-- start Selected passage --
- Conference: Independent
- Record: 8–1
- Head coach: Slip Madigan (10th season);
- Home stadium: Kezar Stadium

= 1930 Saint Mary's Gaels football team =

American college football season

The 1930 Saint Mary's Gaels football team was an American football team that represented Saint Mary's College of California during the 1930 college football season. In their tenth season under head coach Slip Madigan, the Gaels compiled an 8–1 record, shut out five of nine opponents, and outscored all opponents by a combined total of 168 to 31. The Gaels' victories included a 21–6 besting of UCLA, a 20–12 besting of Fordham, and a 7–6 victory over Oregon. The lone setback was a 7–6 loss to California.
-- end Selected passage --
● **Work required**
Please decide whether each statement agrees with the passage on the 1930 Saint Mary's Gaels football team, answering yes or no and quoting the words from the passage that settle it. (a) The Gaels' only loss of the season came against California. (b) The 1930 season was Slip Madigan's first as head coach. (c) The Gaels beat UCLA by a single point.
-- start Material provided --
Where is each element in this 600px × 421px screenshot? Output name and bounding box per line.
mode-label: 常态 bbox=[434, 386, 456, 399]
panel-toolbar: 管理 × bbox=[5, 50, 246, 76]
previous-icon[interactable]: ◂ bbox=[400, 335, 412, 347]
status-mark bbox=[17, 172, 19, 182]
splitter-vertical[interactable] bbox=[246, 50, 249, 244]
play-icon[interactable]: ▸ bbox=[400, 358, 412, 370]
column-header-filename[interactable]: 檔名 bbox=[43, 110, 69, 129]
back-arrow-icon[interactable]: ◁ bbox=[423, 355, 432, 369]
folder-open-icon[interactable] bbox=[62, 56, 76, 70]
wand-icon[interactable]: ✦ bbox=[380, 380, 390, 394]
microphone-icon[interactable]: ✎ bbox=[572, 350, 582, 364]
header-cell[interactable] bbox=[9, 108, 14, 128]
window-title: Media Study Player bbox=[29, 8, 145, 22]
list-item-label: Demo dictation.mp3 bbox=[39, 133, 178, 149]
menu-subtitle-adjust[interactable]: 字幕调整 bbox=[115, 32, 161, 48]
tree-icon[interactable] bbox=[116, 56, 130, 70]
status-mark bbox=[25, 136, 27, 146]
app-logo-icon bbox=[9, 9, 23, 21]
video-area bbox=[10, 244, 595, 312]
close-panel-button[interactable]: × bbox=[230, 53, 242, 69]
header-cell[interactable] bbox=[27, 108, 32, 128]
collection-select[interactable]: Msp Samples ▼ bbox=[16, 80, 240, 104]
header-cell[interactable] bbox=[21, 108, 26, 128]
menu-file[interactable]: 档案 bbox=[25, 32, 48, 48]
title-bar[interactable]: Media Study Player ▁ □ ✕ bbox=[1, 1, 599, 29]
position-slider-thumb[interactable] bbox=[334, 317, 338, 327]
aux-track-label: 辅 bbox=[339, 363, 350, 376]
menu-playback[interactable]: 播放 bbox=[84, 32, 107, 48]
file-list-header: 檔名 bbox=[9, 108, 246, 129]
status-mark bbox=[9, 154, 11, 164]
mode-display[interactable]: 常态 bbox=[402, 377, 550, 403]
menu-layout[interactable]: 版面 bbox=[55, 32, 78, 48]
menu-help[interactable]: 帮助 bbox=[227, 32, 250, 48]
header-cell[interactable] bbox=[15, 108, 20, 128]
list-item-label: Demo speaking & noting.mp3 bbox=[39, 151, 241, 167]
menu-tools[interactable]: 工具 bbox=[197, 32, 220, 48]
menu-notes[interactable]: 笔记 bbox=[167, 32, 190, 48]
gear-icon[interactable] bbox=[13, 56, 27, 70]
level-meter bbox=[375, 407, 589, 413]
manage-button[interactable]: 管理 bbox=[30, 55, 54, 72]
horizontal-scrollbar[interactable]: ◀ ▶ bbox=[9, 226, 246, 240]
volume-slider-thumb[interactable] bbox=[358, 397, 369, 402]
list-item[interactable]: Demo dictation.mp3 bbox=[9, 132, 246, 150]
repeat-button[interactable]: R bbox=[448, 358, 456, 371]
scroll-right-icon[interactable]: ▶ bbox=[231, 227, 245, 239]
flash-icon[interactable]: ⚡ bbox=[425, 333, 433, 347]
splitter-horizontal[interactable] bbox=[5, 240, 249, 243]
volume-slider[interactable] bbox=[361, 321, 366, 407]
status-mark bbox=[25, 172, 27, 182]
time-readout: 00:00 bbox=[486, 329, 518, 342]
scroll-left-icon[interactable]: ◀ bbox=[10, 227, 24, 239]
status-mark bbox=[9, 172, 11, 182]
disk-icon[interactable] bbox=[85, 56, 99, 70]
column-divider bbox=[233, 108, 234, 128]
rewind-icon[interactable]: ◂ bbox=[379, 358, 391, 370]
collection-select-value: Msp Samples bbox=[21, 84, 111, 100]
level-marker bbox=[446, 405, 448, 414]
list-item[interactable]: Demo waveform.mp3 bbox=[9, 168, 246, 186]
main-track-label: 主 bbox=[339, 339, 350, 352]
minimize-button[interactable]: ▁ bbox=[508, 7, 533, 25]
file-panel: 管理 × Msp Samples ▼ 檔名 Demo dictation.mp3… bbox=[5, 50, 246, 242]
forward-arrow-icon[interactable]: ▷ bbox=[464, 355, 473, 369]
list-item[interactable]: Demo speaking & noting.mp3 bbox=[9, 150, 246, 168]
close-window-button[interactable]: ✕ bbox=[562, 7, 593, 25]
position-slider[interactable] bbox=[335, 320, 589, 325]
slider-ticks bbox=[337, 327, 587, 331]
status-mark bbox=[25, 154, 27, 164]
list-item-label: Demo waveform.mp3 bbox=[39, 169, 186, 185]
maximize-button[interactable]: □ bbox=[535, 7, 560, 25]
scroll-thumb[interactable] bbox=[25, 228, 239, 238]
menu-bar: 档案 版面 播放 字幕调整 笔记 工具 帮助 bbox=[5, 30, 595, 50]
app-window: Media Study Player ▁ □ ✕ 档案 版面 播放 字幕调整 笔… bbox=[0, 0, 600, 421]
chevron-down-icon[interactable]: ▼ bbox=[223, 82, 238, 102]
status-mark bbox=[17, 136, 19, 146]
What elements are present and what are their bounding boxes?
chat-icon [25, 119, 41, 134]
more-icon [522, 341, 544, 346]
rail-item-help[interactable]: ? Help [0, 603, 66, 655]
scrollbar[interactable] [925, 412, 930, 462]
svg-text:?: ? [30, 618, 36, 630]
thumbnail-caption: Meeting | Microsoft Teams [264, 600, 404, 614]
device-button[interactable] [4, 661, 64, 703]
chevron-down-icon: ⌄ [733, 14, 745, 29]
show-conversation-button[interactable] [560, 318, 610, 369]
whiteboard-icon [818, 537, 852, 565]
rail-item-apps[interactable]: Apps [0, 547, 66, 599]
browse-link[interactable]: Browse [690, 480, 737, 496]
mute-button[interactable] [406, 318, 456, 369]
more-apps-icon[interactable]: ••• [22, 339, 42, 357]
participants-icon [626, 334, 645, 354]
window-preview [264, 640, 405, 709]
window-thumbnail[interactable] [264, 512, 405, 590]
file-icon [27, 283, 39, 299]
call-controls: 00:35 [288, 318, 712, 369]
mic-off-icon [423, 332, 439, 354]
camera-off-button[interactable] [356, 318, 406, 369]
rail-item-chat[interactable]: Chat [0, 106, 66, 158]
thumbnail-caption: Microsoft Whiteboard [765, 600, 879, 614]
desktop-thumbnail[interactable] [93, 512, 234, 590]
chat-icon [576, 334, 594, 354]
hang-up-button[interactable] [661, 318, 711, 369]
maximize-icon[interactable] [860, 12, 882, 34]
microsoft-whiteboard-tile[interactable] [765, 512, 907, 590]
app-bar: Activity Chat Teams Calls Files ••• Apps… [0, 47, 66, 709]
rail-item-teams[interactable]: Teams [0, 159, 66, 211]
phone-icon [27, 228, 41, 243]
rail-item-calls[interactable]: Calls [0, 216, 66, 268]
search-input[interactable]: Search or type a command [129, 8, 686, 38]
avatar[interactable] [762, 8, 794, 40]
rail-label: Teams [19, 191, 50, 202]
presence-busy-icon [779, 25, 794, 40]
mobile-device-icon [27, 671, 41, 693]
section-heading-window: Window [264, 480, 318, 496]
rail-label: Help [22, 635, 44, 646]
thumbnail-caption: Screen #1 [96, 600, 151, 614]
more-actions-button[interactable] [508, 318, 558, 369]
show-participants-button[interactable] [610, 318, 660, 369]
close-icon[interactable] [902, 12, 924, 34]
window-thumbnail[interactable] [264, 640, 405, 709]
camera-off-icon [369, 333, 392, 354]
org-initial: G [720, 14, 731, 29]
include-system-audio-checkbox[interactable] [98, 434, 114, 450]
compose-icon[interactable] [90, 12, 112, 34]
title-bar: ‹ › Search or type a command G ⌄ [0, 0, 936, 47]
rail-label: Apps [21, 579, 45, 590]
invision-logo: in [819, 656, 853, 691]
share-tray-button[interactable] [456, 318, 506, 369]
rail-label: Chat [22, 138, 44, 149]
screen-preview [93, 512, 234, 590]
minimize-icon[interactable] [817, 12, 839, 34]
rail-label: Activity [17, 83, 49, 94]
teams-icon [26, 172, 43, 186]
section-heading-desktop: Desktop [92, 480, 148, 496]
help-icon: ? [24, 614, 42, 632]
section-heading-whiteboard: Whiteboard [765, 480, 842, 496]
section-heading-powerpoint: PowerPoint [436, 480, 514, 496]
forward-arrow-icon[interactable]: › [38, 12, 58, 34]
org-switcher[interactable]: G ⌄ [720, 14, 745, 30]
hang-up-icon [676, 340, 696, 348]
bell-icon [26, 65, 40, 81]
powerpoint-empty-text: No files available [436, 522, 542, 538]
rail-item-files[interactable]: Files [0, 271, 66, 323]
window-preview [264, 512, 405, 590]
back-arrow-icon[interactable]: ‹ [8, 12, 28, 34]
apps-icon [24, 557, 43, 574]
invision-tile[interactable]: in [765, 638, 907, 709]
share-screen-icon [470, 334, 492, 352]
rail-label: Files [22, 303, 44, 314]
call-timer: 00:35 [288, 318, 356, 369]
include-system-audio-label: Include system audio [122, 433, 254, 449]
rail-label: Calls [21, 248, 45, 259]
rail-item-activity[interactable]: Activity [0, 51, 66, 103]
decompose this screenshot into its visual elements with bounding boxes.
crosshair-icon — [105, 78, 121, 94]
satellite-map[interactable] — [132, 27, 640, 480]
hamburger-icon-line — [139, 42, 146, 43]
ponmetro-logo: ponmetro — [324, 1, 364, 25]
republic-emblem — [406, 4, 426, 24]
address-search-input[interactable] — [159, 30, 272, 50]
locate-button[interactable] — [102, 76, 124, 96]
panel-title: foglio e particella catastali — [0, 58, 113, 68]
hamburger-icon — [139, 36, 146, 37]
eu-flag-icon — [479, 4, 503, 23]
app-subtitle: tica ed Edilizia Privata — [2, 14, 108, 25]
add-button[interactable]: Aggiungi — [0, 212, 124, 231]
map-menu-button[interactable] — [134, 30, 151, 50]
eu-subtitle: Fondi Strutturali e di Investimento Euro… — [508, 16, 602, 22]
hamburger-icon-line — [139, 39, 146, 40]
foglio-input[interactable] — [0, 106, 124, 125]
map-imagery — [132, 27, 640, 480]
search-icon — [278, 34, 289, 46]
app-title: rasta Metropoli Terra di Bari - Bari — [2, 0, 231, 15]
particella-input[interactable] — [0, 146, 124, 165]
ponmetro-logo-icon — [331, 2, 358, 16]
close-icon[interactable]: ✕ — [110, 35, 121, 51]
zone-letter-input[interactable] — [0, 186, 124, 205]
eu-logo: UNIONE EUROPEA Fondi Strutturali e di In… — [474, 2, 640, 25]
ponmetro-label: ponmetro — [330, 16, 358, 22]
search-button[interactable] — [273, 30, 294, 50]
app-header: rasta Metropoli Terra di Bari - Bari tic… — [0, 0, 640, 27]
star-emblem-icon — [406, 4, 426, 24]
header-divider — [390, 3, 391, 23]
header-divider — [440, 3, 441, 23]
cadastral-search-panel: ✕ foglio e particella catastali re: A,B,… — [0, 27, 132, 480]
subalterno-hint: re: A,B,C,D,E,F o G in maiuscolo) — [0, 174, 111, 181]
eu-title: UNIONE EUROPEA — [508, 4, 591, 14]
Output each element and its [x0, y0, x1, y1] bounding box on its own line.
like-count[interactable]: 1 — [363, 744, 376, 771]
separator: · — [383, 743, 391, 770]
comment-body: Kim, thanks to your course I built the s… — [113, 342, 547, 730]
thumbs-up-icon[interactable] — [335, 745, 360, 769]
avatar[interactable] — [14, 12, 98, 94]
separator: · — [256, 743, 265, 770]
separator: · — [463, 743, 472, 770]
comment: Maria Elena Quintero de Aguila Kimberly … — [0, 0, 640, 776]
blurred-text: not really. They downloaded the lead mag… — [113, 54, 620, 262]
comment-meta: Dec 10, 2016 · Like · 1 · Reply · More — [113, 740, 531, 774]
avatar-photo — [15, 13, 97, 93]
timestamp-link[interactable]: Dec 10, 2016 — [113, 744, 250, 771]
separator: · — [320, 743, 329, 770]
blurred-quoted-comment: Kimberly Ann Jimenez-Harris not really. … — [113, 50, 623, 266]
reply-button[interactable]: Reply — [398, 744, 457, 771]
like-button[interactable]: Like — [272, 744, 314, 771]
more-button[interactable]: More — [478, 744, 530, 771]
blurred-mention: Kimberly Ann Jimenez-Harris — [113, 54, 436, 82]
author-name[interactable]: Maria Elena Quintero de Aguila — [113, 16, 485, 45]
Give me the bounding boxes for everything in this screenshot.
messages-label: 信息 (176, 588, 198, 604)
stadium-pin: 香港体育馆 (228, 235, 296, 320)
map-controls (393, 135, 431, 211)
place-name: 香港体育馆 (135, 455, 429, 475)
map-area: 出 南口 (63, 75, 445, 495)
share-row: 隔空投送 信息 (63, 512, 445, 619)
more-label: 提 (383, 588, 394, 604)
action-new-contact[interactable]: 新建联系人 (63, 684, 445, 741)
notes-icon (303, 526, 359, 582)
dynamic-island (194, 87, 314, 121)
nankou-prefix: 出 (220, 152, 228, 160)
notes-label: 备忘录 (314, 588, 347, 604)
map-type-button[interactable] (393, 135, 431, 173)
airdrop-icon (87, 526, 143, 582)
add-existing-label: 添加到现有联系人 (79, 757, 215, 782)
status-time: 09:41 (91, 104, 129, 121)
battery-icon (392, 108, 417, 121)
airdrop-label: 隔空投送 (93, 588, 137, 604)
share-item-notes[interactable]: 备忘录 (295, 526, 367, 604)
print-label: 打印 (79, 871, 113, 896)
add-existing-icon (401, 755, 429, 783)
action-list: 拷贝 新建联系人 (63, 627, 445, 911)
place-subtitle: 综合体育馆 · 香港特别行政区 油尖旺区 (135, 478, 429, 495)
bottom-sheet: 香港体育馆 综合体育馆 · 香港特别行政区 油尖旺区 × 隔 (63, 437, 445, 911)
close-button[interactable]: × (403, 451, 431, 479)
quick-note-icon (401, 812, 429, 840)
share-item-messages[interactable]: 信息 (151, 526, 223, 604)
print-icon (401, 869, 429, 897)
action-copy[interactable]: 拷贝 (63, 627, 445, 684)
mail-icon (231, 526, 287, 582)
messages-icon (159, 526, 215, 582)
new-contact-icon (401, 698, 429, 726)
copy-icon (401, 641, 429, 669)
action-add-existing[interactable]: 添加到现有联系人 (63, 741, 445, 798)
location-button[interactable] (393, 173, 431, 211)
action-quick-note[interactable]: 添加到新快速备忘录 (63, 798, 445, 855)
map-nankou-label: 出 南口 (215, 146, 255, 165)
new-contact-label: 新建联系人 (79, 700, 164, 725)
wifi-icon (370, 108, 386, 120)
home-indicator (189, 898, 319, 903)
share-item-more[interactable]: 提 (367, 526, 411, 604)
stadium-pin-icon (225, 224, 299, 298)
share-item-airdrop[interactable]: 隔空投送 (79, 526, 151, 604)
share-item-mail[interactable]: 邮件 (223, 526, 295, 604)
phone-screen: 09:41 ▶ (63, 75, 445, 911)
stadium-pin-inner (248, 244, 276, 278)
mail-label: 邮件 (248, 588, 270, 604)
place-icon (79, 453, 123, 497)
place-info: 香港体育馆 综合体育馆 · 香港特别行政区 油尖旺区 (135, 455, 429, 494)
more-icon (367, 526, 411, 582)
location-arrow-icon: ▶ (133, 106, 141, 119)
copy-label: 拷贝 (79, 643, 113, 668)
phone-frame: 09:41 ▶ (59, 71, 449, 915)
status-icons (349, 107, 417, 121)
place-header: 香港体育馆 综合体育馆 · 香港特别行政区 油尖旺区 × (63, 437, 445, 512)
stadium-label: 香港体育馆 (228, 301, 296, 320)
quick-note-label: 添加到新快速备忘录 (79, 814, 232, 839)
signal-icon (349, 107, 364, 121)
-- end Material provided --
● **Task response**
(a) Yes: "The lone setback was a 7–6 loss to California."
(b) No: "In their tenth season under head coach Slip Madigan"
(c) No: "a 21–6 besting of UCLA"